# Start of INPUT MATERIAL

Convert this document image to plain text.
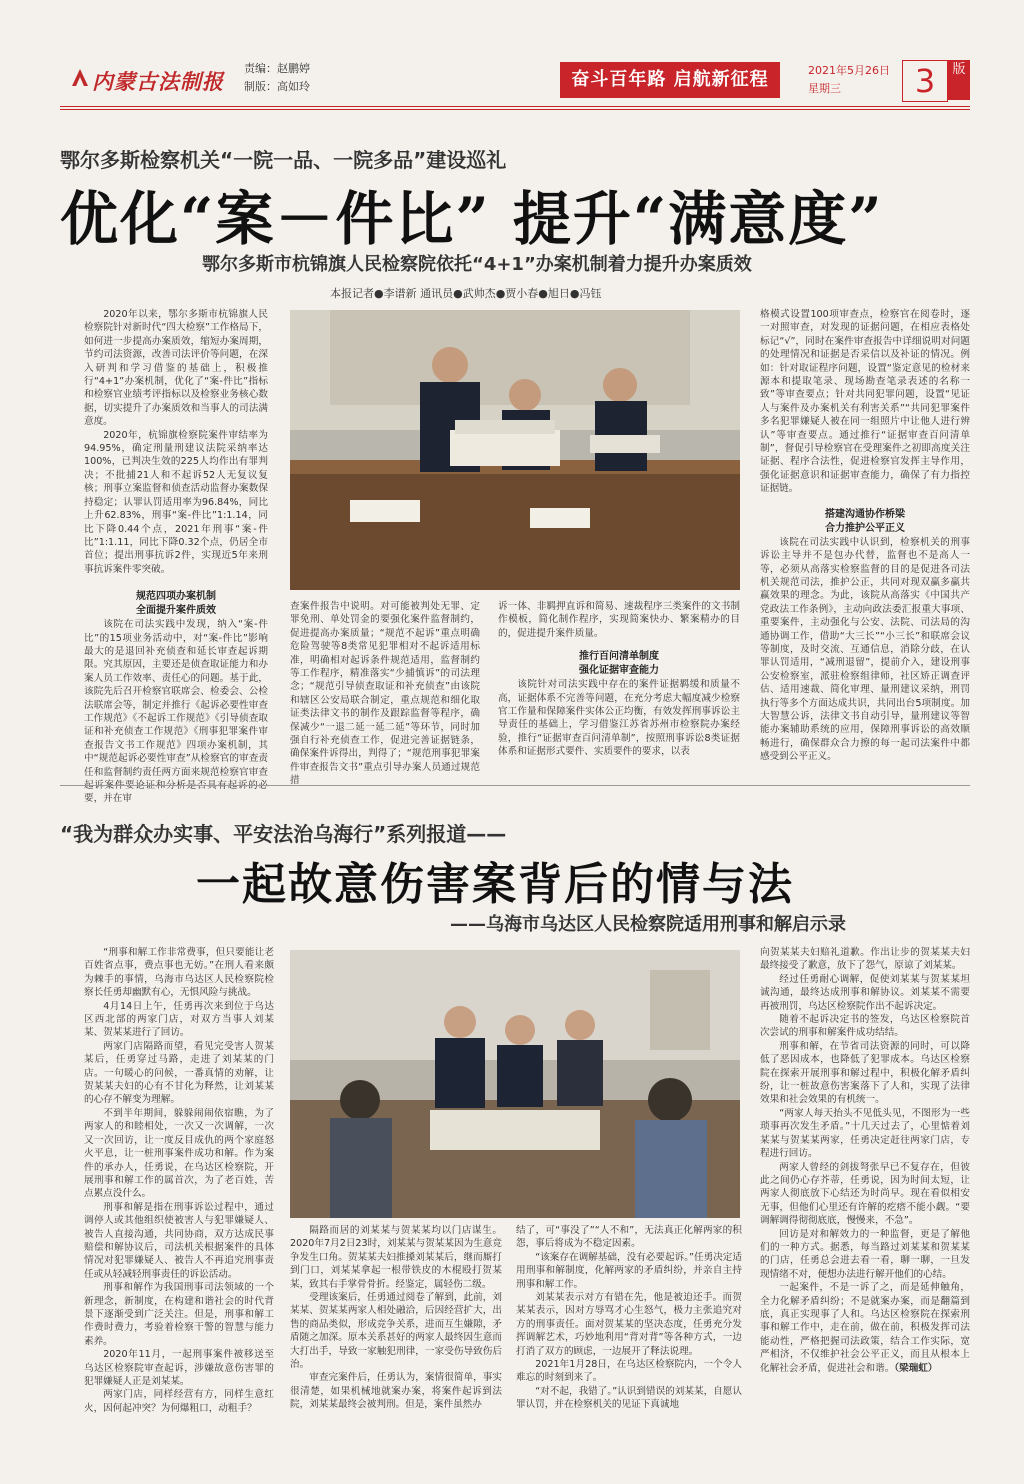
内蒙古法制报
责编：赵鹏婷
制版：高如玲	奋斗百年路 启航新征程	2021年5月26日
星期三	3	版
鄂尔多斯检察机关“一院一品、一院多品”建设巡礼
优化“案－件比” 提升“满意度”
鄂尔多斯市杭锦旗人民检察院依托“4+1”办案机制着力提升办案质效
本报记者●李谱新 通讯员●武帅杰●贾小春●旭日●冯钰

2020年以来，鄂尔多斯市杭锦旗人民检察院针对新时代“四大检察”工作格局下，如何进一步提高办案质效，缩短办案周期，节约司法资源，改善司法评价等问题，在深入研判和学习借鉴的基础上，积极推行“4+1”办案机制，优化了“案-件比”指标和检察官业绩考评指标以及检察业务核心数据，切实提升了办案质效和当事人的司法满意度。

2020年，杭锦旗检察院案件审结率为94.95%，确定刑量刑建议法院采纳率达100%，已判决生效的225人均作出有罪判决；不批捕21人和不起诉52人无复议复核；刑事立案监督和侦查活动监督办案数保持稳定；认罪认罚适用率为96.84%，同比上升62.83%，刑事“案-件比”1:1.14，同比下降0.44个点，2021年刑事“案-件比”1:1.11，同比下降0.32个点，仍居全市首位；提出刑事抗诉2件，实现近5年来刑事抗诉案件零突破。

规范四项办案机制
全面提升案件质效

该院在司法实践中发现，纳入“案-件比”的15项业务活动中，对“案-件比”影响最大的是退回补充侦查和延长审查起诉期限。究其原因，主要还是侦查取证能力和办案人员工作效率、责任心的问题。基于此，该院先后召开检察官联席会、检委会、公检法联席会等，制定并推行《起诉必要性审查工作规范》《不起诉工作规范》《引导侦查取证和补充侦查工作规范》《刑事犯罪案件审查报告文书工作规范》四项办案机制，其中“规范起诉必要性审查”从检察官的审查责任和监督制约责任两方面来规范检察官审查起诉案件要论证和分析是否具有起诉的必要，并在审

查案件报告中说明。对可能被判处无罪、定罪免刑、单处罚金的要强化案件监督制约，促进提高办案质量；“规范不起诉”重点明确危险驾驶等8类常见犯罪相对不起诉适用标准，明确相对起诉条件规范适用，监督制约等工作程序，精准落实“少捕慎诉”的司法理念；“规范引导侦查取证和补充侦查”由该院和辖区公安局联合制定，重点规范和细化取证类法律文书的制作及跟踪监督等程序，确保减少“一退二延一延二延”等环节，同时加强自行补充侦查工作，促进完善证据链条，确保案件诉得出，判得了；“规范刑事犯罪案件审查报告文书”重点引导办案人员通过规范措

诉一体、非羁押直诉和简易、速裁程序三类案件的文书制作模板，简化制作程序，实现简案快办、繁案精办的目的，促进提升案件质量。

推行百问清单制度
强化证据审查能力

该院针对司法实践中存在的案件证据羁缓和质量不高，证据体系不完善等问题，在充分考虑大幅度减少检察官工作量和保障案件实体公正均衡，有效发挥刑事诉讼主导责任的基础上，学习借鉴江苏省苏州市检察院办案经验，推行“证据审查百问清单制”，按照刑事诉讼8类证据体系和证据形式要件、实质要件的要求，以表

格模式设置100项审查点，检察官在阅卷时，逐一对照审查，对发现的证据问题，在相应表格处标记“√”，同时在案件审查报告中详细说明对问题的处理情况和证据是否采信以及补证的情况。例如：针对取证程序问题，设置“鉴定意见的检材来源本和提取笔录、现场勘查笔录表述的名称一致”等审查要点；针对共同犯罪问题，设置“见证人与案件及办案机关有利害关系”“共同犯罪案件多名犯罪嫌疑人被在同一组照片中让他人进行辨认”等审查要点。通过推行“证据审查百问清单制”，督促引导检察官在受理案件之初即高度关注证据、程序合法性，促进检察官发挥主导作用，强化证据意识和证据审查能力，确保了有力指控证据链。

搭建沟通协作桥梁
合力推护公平正义

该院在司法实践中认识到，检察机关的刑事诉讼主导并不是包办代替，监督也不是高人一等，必须从高落实检察监督的目的是促进各司法机关规范司法，推护公正，共同对现双赢多赢共赢效果的理念。为此，该院从高落实《中国共产党政法工作条例》，主动向政法委汇报重大事项、重要案件，主动强化与公安、法院、司法局的沟通协调工作，借助“大三长”“小三长”和联席会议等制度，及时交流、互通信息，消除分歧，在认罪认罚适用，“减刑退留”，提前介入，建设刑事公安检察室，派驻检察组律师，社区矫正调查评估、适用速裁、简化审理、量刑建议采纳，刑罚执行等多个方面达成共识，共同出台5项制度。加大智慧公诉，法律文书自动引导，量刑建议等智能办案辅助系统的应用，保障刑事诉讼的高效顺畅进行，确保群众合力擦的每一起司法案件中都感受到公平正义。

“我为群众办实事、平安法治乌海行”系列报道——
一起故意伤害案背后的情与法
——乌海市乌达区人民检察院适用刑事和解启示录

“刑事和解工作非常费事，但只要能让老百姓省点事，费点事也无妨。”在刑人看来颇为棘手的事情，乌海市乌达区人民检察院检察长任勇却幽默有心，无惧风险与挑战。

4月14日上午，任勇再次来到位于乌达区西北部的两家门店，对双方当事人刘某某、贺某某进行了回访。

两家门店隔路而望，看见完受害人贺某某后，任勇穿过马路，走进了刘某某的门店。一句暖心的问候，一番真情的劝解，让贺某某夫妇的心有不甘化为释然，让刘某某的心存不解变为理解。

不到半年期间，躲躲闹闹依宿瞧，为了两家人的和睦相处，一次又一次调解，一次又一次回访，让一度反目成仇的两个家庭怒火平息，让一桩刑事案件成功和解。作为案件的承办人，任勇说，在乌达区检察院，开展刑事和解工作的属首次，为了老百姓，苦点累点没什么。

刑事和解是指在刑事诉讼过程中，通过调停人或其他组织使被害人与犯罪嫌疑人、被告人直接沟通，共同协商，双方达成民事赔偿和解协议后，司法机关根据案件的具体情况对犯罪嫌疑人、被告人不再追究刑事责任或从轻减轻刑事责任的诉讼活动。

刑事和解作为我国刑事司法领域的一个新理念，新制度，在构建和谐社会的时代背景下逐渐受到广泛关注。但是，刑事和解工作费时费力，考验着检察干警的智慧与能力素养。

2020年11月，一起刑事案件被移送至乌达区检察院审查起诉，涉嫌故意伤害罪的犯罪嫌疑人正是刘某某。

两家门店，同样经营有方，同样生意红火，因何起冲突？为何爆粗口，动粗手？

隔路而居的刘某某与贺某某均以门店谋生。2020年7月2日23时，刘某某与贺某某因为生意竞争发生口角。贺某某夫妇推搡刘某某后，继而厮打到门口，刘某某拿起一根带铁皮的木棍殴打贺某某，致其右手掌骨骨折。经鉴定，属轻伤二级。

受理该案后，任勇通过阅卷了解到，此前，刘某某、贺某某两家人相处融洽，后因经营扩大，出售的商品类似，形成竞争关系，进而互生嫌隙，矛盾随之加深。原本关系甚好的两家人最终因生意而大打出手，导致一家触犯刑律，一家受伤导致伤后治。

审查完案件后，任勇认为，案情很简单，事实很清楚，如果机械地就案办案，将案件起诉到法院，刘某某最终会被判刑。但是，案件虽然办

结了，可“事没了”“人不和”，无法真正化解两家的积怨，事后将成为不稳定因素。

“该案存在调解基础，没有必要起诉。”任勇决定适用刑事和解制度，化解两家的矛盾纠纷，并亲自主持刑事和解工作。

刘某某表示对方有错在先，他是被迫还手。而贺某某表示，因对方辱骂才心生怒气，极力主张追究对方的刑事责任。面对贺某某的坚决态度，任勇充分发挥调解艺术，巧妙地利用“背对背”等各种方式，一边打消了双方的顾虑，一边展开了释法说理。

2021年1月28日，在乌达区检察院内，一个令人难忘的时刻到来了。

“对不起，我错了。”认识到错误的刘某某，自愿认罪认罚，并在检察机关的见证下真诚地

向贺某某夫妇赔礼道歉。作出让步的贺某某夫妇最终接受了歉意，放下了怨气，原谅了刘某某。

经过任勇耐心调解，促使刘某某与贺某某坦诚沟通，最终达成刑事和解协议。刘某某不需要再被刑罚，乌达区检察院作出不起诉决定。

随着不起诉决定书的签发，乌达区检察院首次尝试的刑事和解案件成功结结。

刑事和解，在节省司法资源的同时，可以降低了恶因成本，也降低了犯罪成本。乌达区检察院在探索开展刑事和解过程中，积极化解矛盾纠纷，让一桩故意伤害案落下了人和，实现了法律效果和社会效果的有机统一。

“两家人每天抬头不见低头见，不图形为一些琐事再次发生矛盾。”十几天过去了，心里惦着刘某某与贺某某两家，任勇决定赶往两家门店，专程进行回访。

两家人曾经的剑拔弩张早已不复存在，但彼此之间仍心存芥蒂，任勇说，因为时间太短，让两家人彻底放下心结还为时尚早。现在看似相安无事，但他们心里还有许解的疙瘩不能小觑。“要调解调得彻彻底底，慢慢来，不急”。

回访是对和解效力的一种监督，更是了解他们的一种方式。据悉，每当路过刘某某和贺某某的门店，任勇总会进去看一看，聊一聊，一旦发现情绪不对，便想办法进行解开他们的心结。

一起案件，不是一诉了之，而是延伸触角，全力化解矛盾纠纷；不是就案办案，而是翻篇到底，真正实现事了人和。乌达区检察院在探索刑事和解工作中，走在前，做在前，积极发挥司法能动性，严格把握司法政策，结合工作实际，宽严相济，不仅维护社会公平正义，而且从根本上化解社会矛盾，促进社会和谐。（梁瑞虹）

# End of INPUT MATERIAL

DO THIS »
From the entries, report each line that includes the word "证据审查百问清单制".

PROBLEM SOLUTION »
该院针对司法实践中存在的案件证据羁缓和质量不高，证据体系不完善等问题，在充分考虑大幅度减少检察官工作量和保障案件实体公正均衡，有效发挥刑事诉讼主导责任的基础上，学习借鉴江苏省苏州市检察院办案经验，推行“证据审查百问清单制”，按照刑事诉讼8类证据体系和证据形式要件、实质要件的要求，以表
格模式设置100项审查点，检察官在阅卷时，逐一对照审查，对发现的证据问题，在相应表格处标记“√”，同时在案件审查报告中详细说明对问题的处理情况和证据是否采信以及补证的情况。例如：针对取证程序问题，设置“鉴定意见的检材来源本和提取笔录、现场勘查笔录表述的名称一致”等审查要点；针对共同犯罪问题，设置“见证人与案件及办案机关有利害关系”“共同犯罪案件多名犯罪嫌疑人被在同一组照片中让他人进行辨认”等审查要点。通过推行“证据审查百问清单制”，督促引导检察官在受理案件之初即高度关注证据、程序合法性，促进检察官发挥主导作用，强化证据意识和证据审查能力，确保了有力指控证据链。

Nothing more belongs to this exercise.